<<<<

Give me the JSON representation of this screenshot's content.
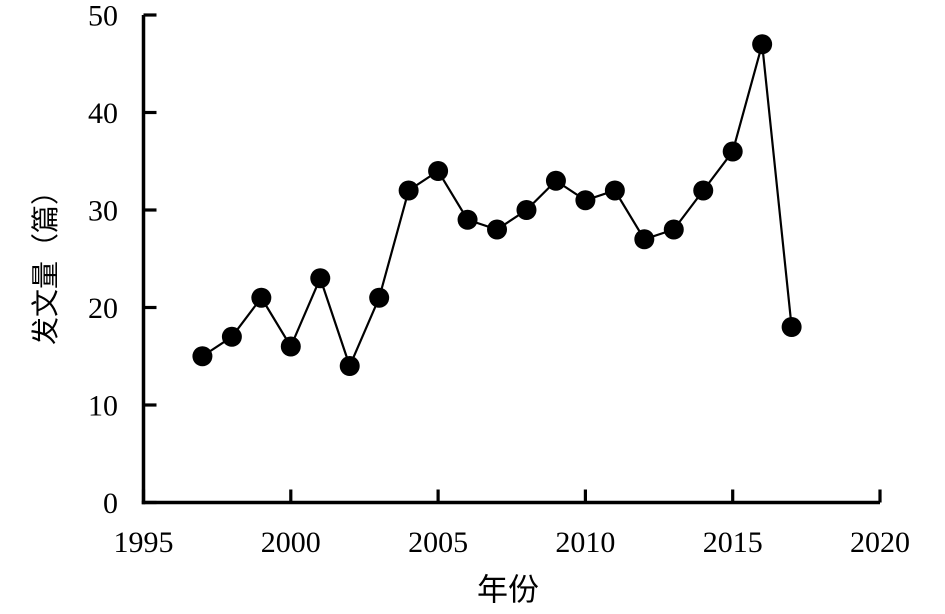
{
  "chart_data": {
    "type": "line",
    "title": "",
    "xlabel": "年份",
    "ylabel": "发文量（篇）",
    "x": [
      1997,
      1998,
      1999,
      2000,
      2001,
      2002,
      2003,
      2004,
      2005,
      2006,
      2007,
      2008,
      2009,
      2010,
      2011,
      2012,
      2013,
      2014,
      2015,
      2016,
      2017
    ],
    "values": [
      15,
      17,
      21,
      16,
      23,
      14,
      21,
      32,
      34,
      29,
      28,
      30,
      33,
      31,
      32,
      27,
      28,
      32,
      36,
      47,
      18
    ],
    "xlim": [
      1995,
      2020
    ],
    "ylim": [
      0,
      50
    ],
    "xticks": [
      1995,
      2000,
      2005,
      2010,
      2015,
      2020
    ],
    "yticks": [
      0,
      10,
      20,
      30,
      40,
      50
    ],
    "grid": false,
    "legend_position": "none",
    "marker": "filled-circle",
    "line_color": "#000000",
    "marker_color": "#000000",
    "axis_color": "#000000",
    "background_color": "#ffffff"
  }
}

>>>>
<<<<

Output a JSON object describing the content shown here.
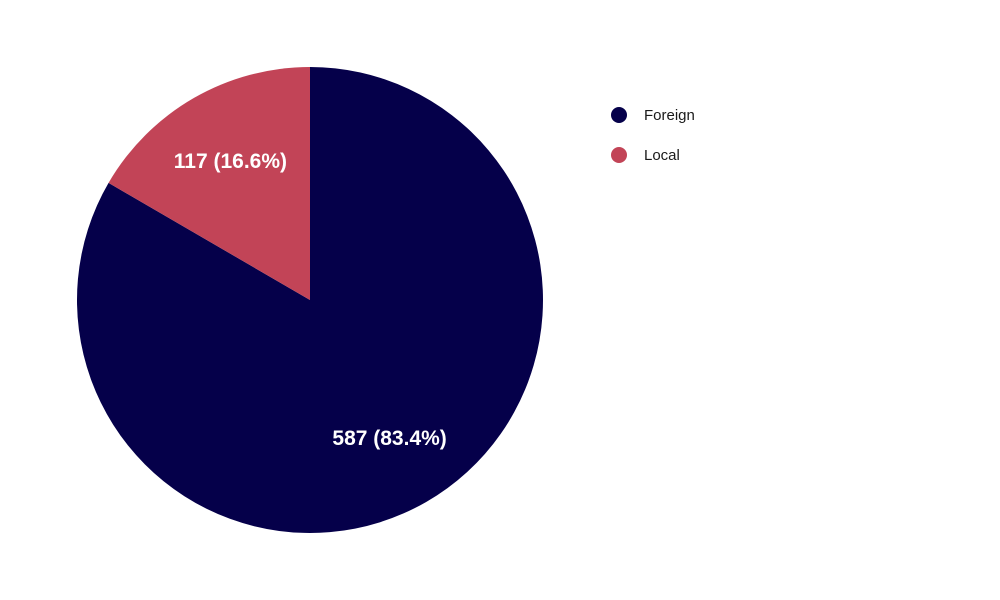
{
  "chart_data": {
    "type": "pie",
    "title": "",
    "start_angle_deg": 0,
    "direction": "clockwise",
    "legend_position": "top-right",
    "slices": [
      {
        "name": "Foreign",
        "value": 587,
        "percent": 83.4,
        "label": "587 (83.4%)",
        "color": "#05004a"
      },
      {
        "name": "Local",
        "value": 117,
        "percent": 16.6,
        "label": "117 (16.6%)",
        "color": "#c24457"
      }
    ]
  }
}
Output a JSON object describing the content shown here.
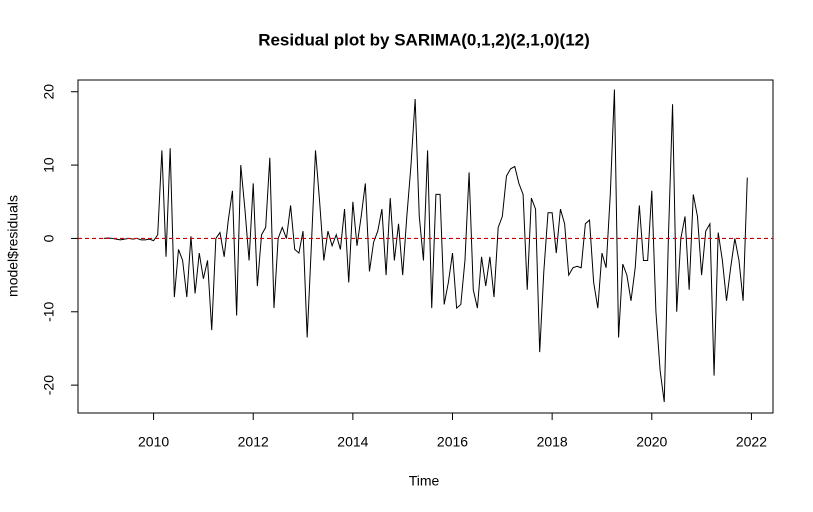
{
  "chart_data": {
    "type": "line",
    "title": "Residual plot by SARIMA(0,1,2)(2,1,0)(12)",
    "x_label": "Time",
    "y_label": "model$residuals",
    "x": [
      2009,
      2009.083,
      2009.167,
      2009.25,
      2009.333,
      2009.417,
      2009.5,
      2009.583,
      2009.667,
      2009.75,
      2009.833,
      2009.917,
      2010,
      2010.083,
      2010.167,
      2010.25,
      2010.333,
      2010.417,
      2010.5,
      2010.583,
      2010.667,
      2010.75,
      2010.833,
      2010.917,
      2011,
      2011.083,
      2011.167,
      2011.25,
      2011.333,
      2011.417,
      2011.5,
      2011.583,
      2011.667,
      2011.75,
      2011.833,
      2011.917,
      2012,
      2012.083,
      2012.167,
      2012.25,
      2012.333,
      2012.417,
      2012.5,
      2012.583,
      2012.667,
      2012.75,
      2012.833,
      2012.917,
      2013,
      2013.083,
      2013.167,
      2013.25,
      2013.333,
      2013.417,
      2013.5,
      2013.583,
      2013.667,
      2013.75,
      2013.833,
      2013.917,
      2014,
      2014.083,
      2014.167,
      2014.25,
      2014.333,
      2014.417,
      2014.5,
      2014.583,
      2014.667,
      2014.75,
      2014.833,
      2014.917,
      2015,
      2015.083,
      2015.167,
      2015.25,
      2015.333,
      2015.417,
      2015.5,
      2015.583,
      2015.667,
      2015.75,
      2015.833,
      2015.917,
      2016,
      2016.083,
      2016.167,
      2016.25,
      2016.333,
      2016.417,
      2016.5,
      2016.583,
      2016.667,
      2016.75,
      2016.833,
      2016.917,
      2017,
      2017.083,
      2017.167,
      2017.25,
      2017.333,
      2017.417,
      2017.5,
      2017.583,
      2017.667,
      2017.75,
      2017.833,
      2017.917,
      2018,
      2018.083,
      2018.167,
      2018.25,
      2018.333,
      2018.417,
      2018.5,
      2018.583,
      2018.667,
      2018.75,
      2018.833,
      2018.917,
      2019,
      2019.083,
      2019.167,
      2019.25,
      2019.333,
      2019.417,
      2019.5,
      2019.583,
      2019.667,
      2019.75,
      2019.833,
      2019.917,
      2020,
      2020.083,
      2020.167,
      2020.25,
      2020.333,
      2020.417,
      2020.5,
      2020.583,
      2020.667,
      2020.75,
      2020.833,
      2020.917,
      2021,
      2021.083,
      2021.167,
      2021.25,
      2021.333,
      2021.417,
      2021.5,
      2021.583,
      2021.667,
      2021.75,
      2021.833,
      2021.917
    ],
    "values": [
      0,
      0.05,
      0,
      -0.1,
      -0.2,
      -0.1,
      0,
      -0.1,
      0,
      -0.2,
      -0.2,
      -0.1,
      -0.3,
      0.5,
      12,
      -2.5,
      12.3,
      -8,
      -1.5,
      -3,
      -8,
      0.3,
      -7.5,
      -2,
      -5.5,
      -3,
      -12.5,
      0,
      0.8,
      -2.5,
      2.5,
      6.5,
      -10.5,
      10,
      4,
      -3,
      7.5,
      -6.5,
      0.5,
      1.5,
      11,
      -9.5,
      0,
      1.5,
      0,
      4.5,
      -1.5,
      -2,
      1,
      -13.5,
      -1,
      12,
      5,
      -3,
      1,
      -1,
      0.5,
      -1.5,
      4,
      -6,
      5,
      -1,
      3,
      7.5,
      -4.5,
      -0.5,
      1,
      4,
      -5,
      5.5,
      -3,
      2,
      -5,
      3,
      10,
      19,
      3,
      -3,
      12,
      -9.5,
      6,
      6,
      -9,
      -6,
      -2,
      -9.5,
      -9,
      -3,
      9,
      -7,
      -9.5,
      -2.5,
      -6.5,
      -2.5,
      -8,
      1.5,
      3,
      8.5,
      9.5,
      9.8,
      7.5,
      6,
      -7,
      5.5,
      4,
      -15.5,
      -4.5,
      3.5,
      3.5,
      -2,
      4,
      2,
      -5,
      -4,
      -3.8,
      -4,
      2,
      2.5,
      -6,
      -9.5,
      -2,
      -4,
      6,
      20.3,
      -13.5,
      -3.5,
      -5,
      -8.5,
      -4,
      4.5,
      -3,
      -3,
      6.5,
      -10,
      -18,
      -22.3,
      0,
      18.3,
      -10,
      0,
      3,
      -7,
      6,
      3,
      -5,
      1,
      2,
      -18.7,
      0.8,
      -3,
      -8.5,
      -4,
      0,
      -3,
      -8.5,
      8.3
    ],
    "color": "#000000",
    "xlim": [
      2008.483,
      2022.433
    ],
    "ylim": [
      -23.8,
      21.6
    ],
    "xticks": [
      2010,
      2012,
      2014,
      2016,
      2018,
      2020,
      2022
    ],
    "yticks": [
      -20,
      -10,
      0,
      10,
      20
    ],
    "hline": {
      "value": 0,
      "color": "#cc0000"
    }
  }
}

>>>>
<<<<

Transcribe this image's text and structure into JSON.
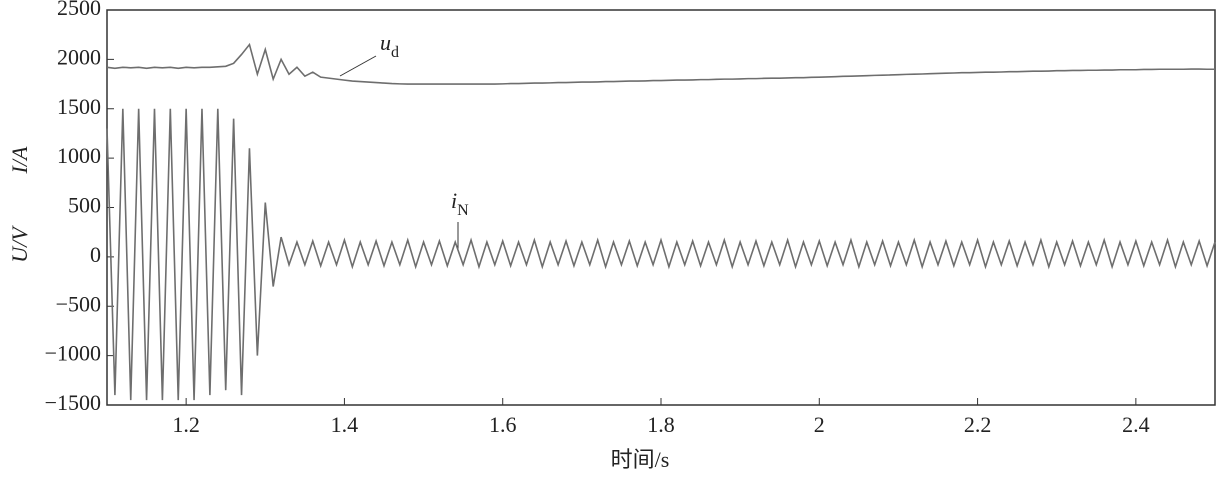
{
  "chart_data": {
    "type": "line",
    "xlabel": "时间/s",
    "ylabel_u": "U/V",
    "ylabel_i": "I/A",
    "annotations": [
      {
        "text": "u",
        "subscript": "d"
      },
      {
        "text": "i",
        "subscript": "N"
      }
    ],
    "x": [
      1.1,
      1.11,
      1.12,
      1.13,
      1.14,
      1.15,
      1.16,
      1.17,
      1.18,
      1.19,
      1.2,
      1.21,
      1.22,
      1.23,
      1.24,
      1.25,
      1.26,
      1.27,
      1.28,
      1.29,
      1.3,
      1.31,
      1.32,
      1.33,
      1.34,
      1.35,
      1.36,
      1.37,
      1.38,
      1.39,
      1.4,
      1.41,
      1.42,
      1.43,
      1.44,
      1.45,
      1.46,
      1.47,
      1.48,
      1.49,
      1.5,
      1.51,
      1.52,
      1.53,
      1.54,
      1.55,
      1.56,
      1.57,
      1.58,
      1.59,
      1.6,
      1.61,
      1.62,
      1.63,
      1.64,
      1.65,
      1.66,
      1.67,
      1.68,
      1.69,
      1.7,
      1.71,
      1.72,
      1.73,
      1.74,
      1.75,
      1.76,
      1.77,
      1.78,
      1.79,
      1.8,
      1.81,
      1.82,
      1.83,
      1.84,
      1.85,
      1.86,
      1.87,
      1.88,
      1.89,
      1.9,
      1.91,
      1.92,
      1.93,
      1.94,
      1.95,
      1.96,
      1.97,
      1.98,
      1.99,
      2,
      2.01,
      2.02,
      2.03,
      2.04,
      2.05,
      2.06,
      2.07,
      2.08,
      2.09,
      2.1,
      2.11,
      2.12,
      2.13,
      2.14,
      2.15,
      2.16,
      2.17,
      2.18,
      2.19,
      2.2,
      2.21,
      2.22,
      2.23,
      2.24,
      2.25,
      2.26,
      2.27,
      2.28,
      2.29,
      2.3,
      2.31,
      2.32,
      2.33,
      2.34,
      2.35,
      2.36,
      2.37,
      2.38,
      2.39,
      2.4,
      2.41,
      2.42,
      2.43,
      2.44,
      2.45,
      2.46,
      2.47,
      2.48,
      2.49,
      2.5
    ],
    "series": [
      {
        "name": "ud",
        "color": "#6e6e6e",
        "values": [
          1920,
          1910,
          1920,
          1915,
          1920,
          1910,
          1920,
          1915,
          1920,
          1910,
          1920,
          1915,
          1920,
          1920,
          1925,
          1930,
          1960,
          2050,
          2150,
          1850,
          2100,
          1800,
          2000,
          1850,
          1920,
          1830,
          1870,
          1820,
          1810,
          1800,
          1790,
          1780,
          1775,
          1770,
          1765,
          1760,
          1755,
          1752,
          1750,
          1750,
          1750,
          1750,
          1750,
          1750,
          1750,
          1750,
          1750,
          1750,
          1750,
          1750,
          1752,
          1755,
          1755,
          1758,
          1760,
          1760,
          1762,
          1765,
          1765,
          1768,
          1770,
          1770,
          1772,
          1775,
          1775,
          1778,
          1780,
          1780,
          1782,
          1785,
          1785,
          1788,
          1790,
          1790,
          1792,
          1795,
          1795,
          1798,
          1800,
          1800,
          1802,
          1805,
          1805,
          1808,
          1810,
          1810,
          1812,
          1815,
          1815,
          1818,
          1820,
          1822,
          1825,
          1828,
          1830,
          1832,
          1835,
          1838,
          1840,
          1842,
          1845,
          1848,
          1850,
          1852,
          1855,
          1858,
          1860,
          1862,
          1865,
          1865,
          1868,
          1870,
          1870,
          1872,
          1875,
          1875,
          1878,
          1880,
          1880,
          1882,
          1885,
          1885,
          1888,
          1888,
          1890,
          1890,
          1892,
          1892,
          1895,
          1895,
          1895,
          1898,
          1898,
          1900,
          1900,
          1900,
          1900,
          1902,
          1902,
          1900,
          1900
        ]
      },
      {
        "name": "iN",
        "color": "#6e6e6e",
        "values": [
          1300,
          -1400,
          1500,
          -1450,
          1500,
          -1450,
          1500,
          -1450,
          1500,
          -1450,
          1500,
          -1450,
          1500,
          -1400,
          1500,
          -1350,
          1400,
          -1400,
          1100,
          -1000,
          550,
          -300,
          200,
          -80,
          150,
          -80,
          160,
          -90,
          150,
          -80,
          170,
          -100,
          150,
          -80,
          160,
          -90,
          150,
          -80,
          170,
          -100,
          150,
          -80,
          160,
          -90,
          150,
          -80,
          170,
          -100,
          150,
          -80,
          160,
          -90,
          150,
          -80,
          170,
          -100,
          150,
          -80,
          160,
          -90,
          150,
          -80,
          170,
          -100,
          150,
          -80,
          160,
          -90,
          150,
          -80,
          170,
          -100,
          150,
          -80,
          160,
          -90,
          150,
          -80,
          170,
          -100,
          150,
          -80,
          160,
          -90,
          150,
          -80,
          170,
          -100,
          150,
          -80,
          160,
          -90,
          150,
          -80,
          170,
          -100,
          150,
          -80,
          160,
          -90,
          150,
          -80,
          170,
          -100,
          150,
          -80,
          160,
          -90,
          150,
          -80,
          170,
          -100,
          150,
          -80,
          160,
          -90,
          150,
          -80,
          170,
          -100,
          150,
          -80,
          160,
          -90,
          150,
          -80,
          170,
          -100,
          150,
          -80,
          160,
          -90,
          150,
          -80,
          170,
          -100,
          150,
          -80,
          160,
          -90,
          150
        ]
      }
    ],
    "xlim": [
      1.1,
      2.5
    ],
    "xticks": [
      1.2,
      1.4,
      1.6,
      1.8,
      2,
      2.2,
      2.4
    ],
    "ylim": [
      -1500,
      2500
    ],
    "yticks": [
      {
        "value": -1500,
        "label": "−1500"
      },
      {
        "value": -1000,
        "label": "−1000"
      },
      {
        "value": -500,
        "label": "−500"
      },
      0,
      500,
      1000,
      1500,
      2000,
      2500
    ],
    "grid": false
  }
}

>>>>

* [What you are asked to do]: Pick out and copy the lines of the entries that hold the string "name".

* [Response for this exercise]:
        "name": "Foreign",
        "name": "Local",
        "name": "ud",
        "name": "iN",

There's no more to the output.